### INPUT
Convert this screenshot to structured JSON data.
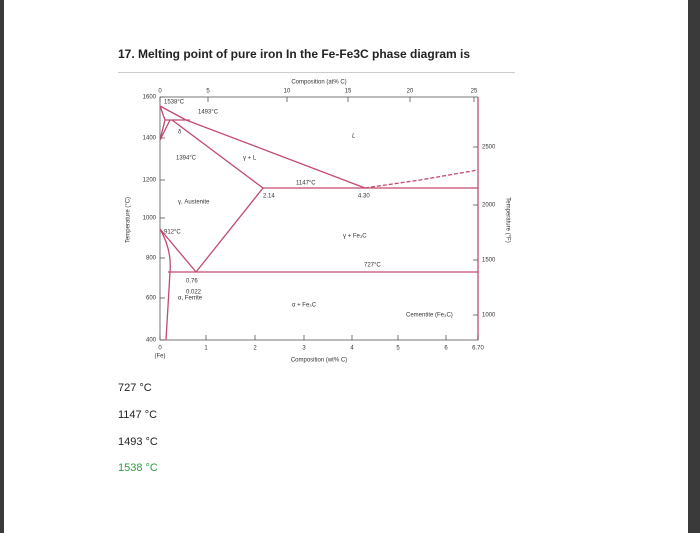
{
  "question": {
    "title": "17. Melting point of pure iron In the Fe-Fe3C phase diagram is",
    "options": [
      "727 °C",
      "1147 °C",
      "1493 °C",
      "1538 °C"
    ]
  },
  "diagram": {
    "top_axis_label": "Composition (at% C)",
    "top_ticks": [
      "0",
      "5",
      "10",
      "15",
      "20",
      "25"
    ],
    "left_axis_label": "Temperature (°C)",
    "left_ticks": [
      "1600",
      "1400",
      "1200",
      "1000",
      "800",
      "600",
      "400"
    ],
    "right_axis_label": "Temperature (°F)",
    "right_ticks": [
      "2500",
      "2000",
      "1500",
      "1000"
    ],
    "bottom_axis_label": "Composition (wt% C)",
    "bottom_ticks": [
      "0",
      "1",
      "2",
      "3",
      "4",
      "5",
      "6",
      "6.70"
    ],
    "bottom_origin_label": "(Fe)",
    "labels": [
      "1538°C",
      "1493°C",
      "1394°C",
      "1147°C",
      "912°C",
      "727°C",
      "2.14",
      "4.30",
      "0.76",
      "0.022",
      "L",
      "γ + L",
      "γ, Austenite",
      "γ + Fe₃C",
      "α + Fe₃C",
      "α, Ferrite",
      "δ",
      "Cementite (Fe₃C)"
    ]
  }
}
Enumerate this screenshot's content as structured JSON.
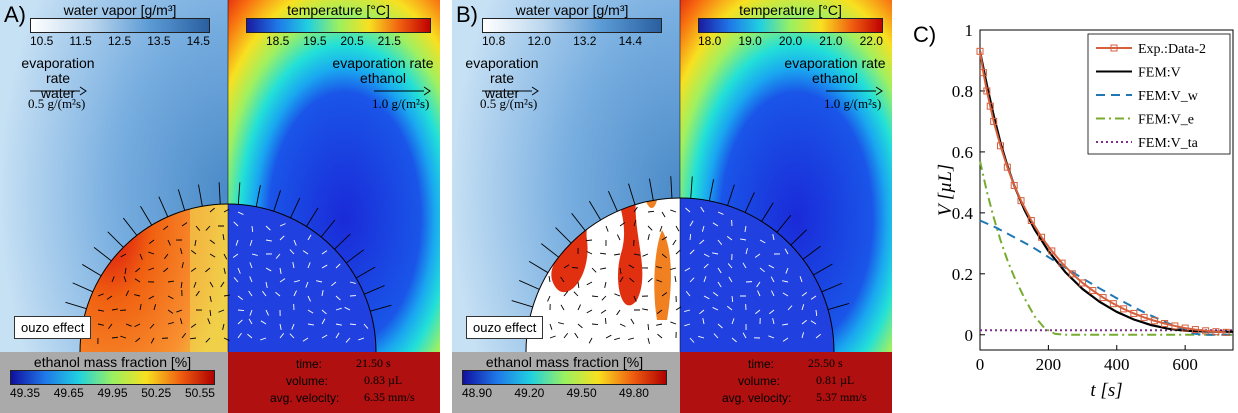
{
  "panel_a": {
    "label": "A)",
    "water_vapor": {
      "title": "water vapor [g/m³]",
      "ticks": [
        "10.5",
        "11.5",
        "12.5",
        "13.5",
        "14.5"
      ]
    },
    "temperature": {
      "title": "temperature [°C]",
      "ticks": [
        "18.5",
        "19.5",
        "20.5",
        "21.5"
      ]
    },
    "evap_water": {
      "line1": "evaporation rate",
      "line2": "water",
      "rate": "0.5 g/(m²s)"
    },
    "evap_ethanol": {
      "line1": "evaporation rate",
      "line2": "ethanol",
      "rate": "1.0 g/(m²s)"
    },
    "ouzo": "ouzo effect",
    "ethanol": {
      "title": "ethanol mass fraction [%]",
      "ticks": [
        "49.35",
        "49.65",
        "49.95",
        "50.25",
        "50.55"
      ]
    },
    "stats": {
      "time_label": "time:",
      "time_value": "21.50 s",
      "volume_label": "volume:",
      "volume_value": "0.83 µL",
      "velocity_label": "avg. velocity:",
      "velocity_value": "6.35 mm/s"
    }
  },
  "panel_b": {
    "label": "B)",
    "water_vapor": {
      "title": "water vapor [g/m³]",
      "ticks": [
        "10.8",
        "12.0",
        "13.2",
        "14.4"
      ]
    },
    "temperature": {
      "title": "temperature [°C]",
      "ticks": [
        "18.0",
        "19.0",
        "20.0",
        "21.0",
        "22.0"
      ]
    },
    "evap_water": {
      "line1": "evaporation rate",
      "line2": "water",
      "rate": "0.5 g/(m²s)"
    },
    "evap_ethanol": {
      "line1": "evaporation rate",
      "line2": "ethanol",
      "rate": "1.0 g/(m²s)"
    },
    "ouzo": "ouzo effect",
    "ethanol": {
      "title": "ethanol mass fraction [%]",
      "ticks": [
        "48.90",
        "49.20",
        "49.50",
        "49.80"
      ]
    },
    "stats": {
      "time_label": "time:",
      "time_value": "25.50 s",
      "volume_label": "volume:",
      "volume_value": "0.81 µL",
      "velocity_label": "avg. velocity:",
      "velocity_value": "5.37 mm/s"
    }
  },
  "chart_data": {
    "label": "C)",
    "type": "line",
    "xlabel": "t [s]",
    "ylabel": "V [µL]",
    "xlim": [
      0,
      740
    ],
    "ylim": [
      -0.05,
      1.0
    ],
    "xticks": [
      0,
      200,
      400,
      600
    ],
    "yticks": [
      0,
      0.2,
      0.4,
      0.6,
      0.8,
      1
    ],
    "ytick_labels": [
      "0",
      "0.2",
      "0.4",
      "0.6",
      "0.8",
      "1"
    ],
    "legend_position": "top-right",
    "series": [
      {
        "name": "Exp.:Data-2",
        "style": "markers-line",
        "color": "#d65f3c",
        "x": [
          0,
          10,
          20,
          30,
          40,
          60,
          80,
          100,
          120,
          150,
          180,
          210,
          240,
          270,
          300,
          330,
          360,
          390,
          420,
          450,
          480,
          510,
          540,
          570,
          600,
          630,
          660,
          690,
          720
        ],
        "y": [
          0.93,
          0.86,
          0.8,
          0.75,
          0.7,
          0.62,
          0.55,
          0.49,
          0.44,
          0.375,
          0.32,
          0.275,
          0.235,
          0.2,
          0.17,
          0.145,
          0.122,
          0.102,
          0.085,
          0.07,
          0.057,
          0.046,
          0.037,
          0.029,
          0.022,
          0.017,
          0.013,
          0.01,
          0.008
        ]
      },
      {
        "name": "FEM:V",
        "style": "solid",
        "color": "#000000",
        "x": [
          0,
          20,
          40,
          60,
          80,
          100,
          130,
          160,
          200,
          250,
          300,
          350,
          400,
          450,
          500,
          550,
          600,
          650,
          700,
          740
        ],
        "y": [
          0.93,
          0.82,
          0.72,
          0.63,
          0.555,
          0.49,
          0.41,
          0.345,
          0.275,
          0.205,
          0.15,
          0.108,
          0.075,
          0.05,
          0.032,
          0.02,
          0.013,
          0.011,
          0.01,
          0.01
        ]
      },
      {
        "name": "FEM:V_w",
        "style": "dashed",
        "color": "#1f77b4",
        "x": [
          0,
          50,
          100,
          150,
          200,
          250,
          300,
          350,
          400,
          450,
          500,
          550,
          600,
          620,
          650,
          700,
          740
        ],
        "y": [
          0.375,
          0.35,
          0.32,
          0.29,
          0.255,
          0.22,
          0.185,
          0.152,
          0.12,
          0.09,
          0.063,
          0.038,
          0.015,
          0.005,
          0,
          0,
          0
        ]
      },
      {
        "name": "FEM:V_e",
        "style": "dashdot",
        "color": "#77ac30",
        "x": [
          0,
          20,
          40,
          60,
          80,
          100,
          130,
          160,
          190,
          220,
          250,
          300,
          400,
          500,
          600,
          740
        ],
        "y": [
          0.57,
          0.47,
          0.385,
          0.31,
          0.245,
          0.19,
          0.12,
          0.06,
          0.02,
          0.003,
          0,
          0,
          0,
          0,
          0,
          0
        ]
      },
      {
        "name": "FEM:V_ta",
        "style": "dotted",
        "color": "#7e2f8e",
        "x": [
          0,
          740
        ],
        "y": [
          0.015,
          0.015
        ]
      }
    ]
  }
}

--

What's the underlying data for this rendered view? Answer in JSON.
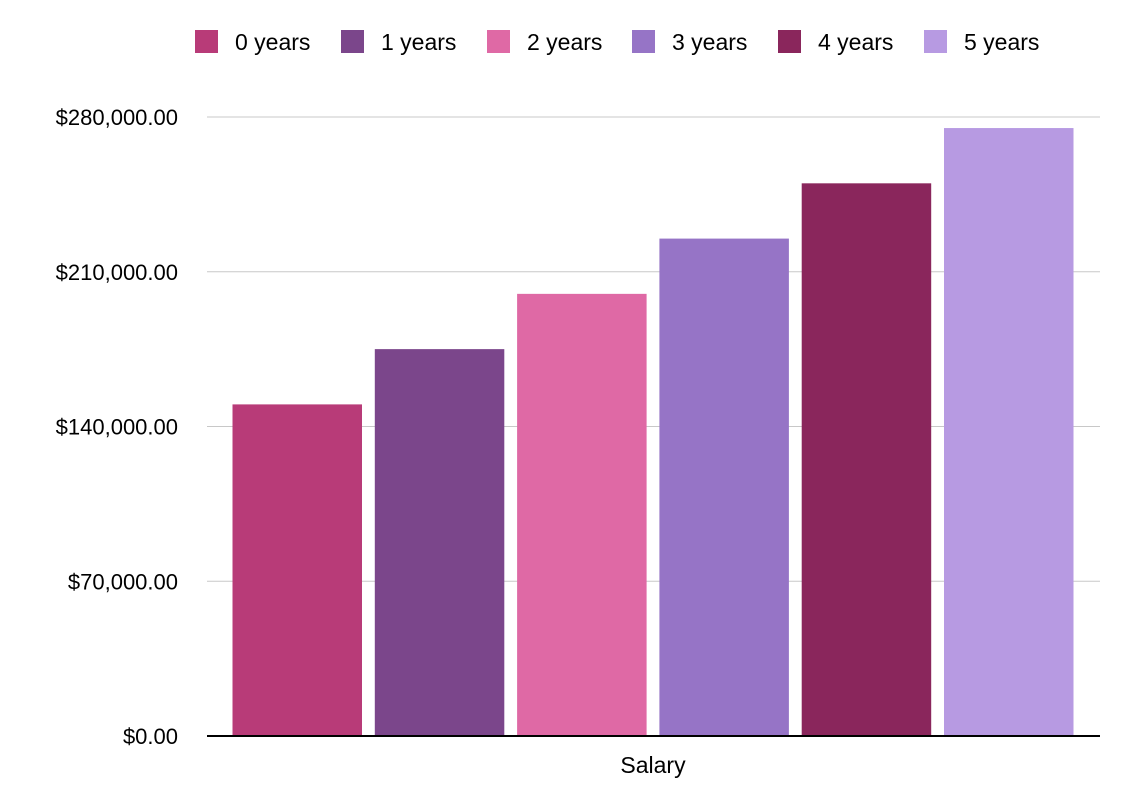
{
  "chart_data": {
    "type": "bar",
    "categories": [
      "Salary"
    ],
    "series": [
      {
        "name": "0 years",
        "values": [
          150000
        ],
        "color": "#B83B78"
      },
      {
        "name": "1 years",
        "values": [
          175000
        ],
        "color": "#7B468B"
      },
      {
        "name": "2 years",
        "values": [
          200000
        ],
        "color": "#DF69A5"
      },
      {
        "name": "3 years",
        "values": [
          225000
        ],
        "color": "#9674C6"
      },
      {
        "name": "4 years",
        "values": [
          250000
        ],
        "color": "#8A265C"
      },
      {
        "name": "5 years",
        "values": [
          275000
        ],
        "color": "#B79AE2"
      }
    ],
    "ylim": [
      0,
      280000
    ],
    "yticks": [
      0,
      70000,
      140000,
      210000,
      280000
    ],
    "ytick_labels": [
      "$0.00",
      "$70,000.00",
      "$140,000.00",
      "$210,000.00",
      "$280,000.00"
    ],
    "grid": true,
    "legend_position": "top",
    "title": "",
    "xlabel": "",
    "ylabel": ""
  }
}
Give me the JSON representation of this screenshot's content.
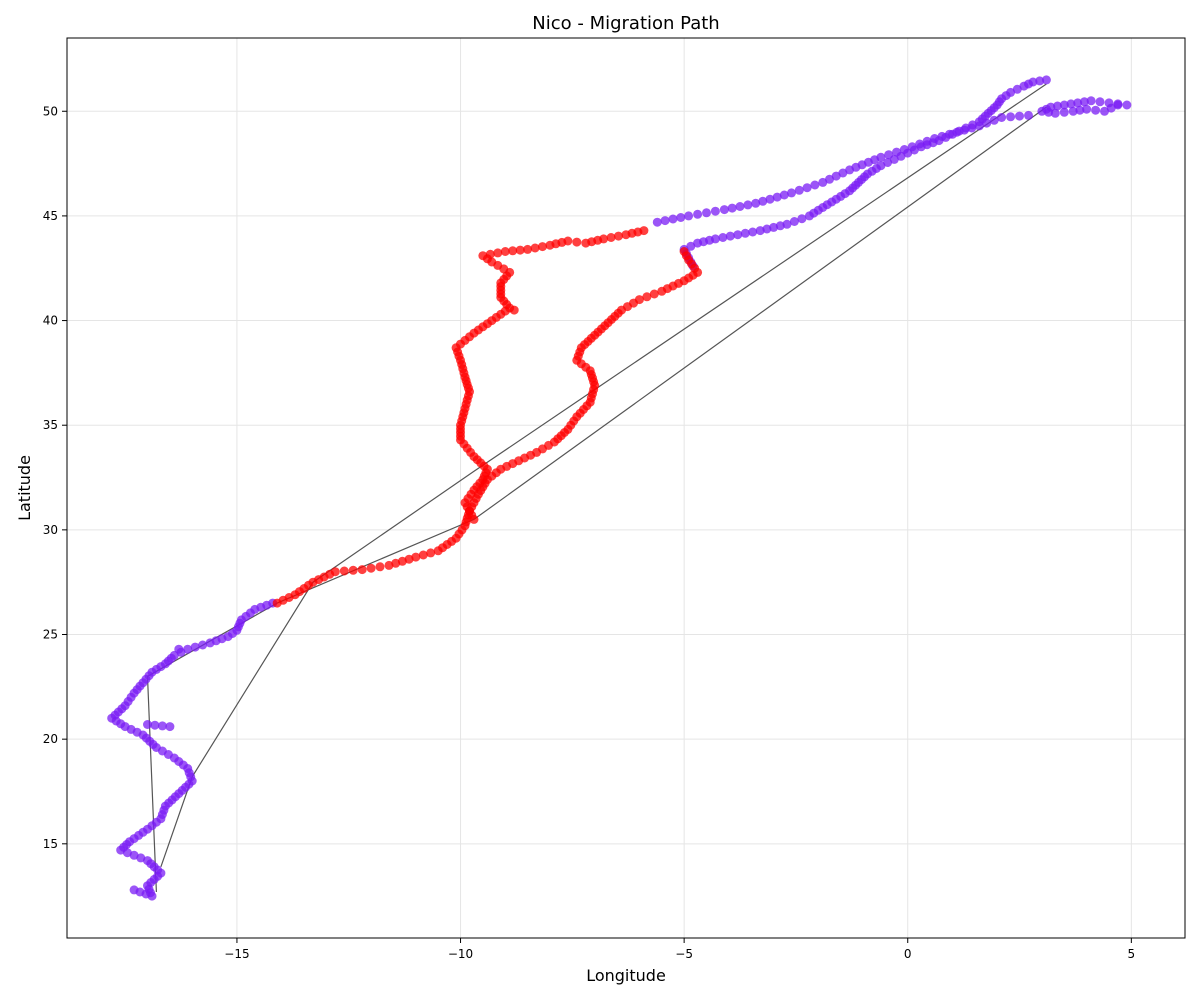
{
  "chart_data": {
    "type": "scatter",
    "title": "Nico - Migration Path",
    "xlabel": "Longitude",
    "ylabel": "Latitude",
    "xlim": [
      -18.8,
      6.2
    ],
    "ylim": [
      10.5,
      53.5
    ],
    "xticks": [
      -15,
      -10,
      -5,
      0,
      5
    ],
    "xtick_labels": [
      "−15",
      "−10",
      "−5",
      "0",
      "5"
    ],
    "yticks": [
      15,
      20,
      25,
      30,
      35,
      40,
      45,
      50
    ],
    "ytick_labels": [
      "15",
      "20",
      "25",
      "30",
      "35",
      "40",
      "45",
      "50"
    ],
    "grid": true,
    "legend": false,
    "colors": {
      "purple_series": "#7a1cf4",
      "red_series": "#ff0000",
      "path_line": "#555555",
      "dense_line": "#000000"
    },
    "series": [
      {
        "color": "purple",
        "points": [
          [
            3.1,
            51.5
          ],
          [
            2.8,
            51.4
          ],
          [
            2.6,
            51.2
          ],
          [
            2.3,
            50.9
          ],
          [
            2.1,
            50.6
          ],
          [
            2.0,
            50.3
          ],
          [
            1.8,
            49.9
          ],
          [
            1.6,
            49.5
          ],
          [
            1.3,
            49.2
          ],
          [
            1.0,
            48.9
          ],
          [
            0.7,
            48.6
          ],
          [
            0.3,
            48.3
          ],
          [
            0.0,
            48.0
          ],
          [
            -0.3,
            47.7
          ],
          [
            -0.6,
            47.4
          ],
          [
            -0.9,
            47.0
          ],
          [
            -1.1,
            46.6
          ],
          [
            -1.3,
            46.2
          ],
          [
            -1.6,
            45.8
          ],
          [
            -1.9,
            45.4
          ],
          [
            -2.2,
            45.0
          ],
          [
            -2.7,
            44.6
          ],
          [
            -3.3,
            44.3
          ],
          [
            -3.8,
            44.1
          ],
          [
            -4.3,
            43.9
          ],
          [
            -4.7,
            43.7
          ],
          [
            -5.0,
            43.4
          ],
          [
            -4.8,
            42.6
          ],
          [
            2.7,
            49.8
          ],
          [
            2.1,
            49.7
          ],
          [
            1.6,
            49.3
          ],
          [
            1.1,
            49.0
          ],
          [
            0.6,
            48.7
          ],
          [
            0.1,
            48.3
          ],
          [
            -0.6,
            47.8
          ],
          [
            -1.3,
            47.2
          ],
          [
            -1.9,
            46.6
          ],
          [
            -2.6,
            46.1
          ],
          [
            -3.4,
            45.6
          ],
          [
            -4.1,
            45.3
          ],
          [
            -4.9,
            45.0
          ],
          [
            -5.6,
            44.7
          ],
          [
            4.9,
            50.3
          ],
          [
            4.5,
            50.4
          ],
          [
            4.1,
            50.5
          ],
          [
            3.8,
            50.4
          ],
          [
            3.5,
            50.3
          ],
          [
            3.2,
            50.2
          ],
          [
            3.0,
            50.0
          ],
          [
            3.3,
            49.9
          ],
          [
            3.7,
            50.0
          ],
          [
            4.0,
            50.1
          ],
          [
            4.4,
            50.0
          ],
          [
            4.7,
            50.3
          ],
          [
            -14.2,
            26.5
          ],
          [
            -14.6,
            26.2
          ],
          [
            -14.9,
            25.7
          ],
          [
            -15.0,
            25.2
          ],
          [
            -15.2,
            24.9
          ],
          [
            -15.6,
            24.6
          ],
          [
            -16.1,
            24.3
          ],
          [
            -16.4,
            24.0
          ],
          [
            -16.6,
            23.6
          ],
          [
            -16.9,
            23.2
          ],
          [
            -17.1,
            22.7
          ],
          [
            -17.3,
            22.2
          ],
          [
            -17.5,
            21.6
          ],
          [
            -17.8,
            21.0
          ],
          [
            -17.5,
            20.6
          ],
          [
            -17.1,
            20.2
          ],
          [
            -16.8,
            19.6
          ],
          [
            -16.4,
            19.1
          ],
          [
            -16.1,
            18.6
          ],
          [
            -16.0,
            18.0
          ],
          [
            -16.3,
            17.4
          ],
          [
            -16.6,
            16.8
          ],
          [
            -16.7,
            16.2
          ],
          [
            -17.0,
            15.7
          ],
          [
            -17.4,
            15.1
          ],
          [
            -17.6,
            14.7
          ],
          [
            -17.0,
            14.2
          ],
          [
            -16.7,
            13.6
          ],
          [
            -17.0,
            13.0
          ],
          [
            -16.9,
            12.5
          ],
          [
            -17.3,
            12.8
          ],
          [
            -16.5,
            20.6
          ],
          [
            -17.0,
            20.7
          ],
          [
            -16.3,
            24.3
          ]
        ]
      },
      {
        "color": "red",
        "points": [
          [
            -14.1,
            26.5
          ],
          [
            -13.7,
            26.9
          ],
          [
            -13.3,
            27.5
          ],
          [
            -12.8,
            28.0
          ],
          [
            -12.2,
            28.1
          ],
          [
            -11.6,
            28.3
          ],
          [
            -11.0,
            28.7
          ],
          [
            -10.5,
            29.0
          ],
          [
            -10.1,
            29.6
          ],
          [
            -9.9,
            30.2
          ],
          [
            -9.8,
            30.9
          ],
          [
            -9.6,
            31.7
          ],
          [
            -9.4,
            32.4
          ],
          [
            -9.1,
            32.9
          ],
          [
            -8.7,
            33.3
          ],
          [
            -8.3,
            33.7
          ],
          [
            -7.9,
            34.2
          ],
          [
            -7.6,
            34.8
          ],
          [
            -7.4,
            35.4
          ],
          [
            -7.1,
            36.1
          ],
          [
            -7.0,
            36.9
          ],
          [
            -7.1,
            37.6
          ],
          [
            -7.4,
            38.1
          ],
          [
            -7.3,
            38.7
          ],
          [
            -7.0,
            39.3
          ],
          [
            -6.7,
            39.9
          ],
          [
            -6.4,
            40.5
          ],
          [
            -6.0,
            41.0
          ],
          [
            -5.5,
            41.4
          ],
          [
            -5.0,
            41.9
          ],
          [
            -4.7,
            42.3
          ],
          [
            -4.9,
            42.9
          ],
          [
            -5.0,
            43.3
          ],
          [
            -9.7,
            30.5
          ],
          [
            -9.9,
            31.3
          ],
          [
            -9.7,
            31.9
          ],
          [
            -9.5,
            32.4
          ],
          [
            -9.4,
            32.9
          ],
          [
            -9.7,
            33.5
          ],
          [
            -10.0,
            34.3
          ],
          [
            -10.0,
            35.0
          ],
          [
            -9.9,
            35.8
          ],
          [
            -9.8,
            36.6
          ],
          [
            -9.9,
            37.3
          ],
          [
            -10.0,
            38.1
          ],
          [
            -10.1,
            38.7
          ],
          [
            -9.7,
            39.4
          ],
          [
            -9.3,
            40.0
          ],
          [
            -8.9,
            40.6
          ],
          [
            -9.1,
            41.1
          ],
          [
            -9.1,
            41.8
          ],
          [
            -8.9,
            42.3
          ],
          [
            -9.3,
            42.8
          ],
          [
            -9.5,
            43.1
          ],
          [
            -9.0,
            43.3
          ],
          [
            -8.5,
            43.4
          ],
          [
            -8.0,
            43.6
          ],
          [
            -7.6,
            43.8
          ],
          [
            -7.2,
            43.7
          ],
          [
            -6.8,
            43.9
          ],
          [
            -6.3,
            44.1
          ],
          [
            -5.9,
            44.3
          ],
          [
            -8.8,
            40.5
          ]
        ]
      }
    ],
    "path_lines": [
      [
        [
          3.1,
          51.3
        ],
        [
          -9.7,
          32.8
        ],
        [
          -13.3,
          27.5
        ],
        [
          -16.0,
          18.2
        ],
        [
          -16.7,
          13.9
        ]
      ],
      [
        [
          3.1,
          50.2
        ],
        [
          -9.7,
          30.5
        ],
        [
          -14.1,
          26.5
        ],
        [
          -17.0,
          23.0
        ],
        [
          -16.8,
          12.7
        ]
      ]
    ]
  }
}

### WHAT THE TASK ASKS
Search the data for "this" and list every line in which it occurs.

### FULL RESPONSE
Convert this screenshot to structured JSON data.
Enumerate this screenshot's content as structured JSON.
What's the underlying data for this rendered view? Answer in JSON.
Give me the JSON representation of this screenshot's content.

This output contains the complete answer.